**** Records to use ****
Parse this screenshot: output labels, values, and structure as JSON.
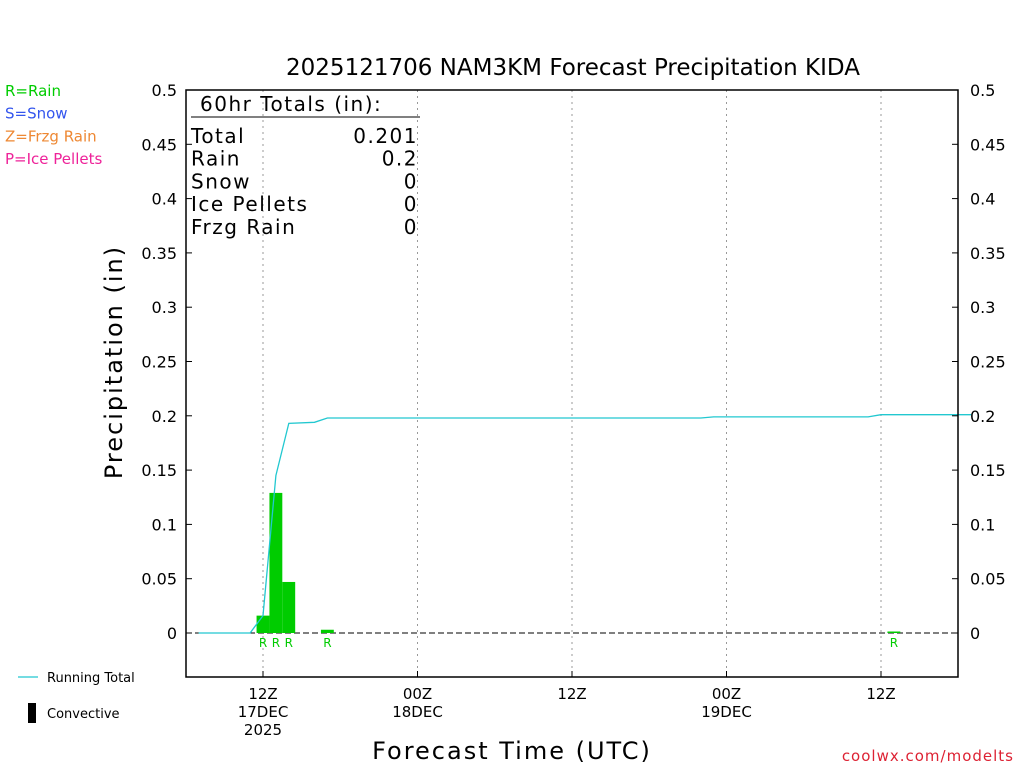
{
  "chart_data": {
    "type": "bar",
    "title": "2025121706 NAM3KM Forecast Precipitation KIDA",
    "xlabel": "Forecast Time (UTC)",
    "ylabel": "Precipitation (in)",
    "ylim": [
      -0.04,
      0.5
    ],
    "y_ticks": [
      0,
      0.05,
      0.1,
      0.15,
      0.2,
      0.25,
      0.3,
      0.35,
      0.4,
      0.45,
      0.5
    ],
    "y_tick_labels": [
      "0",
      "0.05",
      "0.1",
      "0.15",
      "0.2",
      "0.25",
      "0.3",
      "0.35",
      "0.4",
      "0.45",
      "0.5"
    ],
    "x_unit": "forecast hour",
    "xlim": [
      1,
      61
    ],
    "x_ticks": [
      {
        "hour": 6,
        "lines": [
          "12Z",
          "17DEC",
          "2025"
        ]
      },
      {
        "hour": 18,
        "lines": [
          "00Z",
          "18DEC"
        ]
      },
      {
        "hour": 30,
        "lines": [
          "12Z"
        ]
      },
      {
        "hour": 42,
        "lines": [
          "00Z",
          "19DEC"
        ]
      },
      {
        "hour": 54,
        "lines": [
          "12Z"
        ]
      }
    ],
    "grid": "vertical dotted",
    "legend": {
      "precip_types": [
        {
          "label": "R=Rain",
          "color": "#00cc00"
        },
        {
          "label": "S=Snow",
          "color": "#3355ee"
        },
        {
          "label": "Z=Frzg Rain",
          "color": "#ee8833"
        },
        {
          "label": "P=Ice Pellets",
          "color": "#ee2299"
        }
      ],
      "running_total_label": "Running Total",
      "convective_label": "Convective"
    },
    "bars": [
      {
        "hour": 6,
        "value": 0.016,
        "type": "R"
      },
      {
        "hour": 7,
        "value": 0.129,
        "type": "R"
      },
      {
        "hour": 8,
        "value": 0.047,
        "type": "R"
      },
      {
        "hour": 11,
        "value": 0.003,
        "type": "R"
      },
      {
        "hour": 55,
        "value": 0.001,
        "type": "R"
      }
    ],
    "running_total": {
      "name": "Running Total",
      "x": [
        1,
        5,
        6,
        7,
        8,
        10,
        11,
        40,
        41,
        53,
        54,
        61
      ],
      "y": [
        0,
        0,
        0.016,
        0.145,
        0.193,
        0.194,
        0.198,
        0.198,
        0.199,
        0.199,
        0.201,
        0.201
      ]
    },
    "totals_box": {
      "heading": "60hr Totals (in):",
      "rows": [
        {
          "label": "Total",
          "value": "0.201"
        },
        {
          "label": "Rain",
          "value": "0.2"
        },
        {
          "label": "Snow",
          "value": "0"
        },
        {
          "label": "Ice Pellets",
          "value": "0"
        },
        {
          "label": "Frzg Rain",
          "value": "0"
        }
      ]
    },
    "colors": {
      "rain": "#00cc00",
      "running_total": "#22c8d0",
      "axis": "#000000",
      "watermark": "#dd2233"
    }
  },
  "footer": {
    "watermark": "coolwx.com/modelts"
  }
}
****
Objective: Reproduce every record above exactly, omitting the pictures.

Solution:
Parse this screenshot: output labels, values, and structure as JSON.
{
  "chart_data": {
    "type": "bar",
    "title": "2025121706 NAM3KM Forecast Precipitation KIDA",
    "xlabel": "Forecast Time (UTC)",
    "ylabel": "Precipitation (in)",
    "ylim": [
      -0.04,
      0.5
    ],
    "y_ticks": [
      0,
      0.05,
      0.1,
      0.15,
      0.2,
      0.25,
      0.3,
      0.35,
      0.4,
      0.45,
      0.5
    ],
    "y_tick_labels": [
      "0",
      "0.05",
      "0.1",
      "0.15",
      "0.2",
      "0.25",
      "0.3",
      "0.35",
      "0.4",
      "0.45",
      "0.5"
    ],
    "x_unit": "forecast hour",
    "xlim": [
      1,
      61
    ],
    "x_ticks": [
      {
        "hour": 6,
        "lines": [
          "12Z",
          "17DEC",
          "2025"
        ]
      },
      {
        "hour": 18,
        "lines": [
          "00Z",
          "18DEC"
        ]
      },
      {
        "hour": 30,
        "lines": [
          "12Z"
        ]
      },
      {
        "hour": 42,
        "lines": [
          "00Z",
          "19DEC"
        ]
      },
      {
        "hour": 54,
        "lines": [
          "12Z"
        ]
      }
    ],
    "grid": "vertical dotted",
    "legend": {
      "precip_types": [
        {
          "label": "R=Rain",
          "color": "#00cc00"
        },
        {
          "label": "S=Snow",
          "color": "#3355ee"
        },
        {
          "label": "Z=Frzg Rain",
          "color": "#ee8833"
        },
        {
          "label": "P=Ice Pellets",
          "color": "#ee2299"
        }
      ],
      "running_total_label": "Running Total",
      "convective_label": "Convective"
    },
    "bars": [
      {
        "hour": 6,
        "value": 0.016,
        "type": "R"
      },
      {
        "hour": 7,
        "value": 0.129,
        "type": "R"
      },
      {
        "hour": 8,
        "value": 0.047,
        "type": "R"
      },
      {
        "hour": 11,
        "value": 0.003,
        "type": "R"
      },
      {
        "hour": 55,
        "value": 0.001,
        "type": "R"
      }
    ],
    "running_total": {
      "name": "Running Total",
      "x": [
        1,
        5,
        6,
        7,
        8,
        10,
        11,
        40,
        41,
        53,
        54,
        61
      ],
      "y": [
        0,
        0,
        0.016,
        0.145,
        0.193,
        0.194,
        0.198,
        0.198,
        0.199,
        0.199,
        0.201,
        0.201
      ]
    },
    "totals_box": {
      "heading": "60hr Totals (in):",
      "rows": [
        {
          "label": "Total",
          "value": "0.201"
        },
        {
          "label": "Rain",
          "value": "0.2"
        },
        {
          "label": "Snow",
          "value": "0"
        },
        {
          "label": "Ice Pellets",
          "value": "0"
        },
        {
          "label": "Frzg Rain",
          "value": "0"
        }
      ]
    },
    "colors": {
      "rain": "#00cc00",
      "running_total": "#22c8d0",
      "axis": "#000000",
      "watermark": "#dd2233"
    }
  },
  "footer": {
    "watermark": "coolwx.com/modelts"
  }
}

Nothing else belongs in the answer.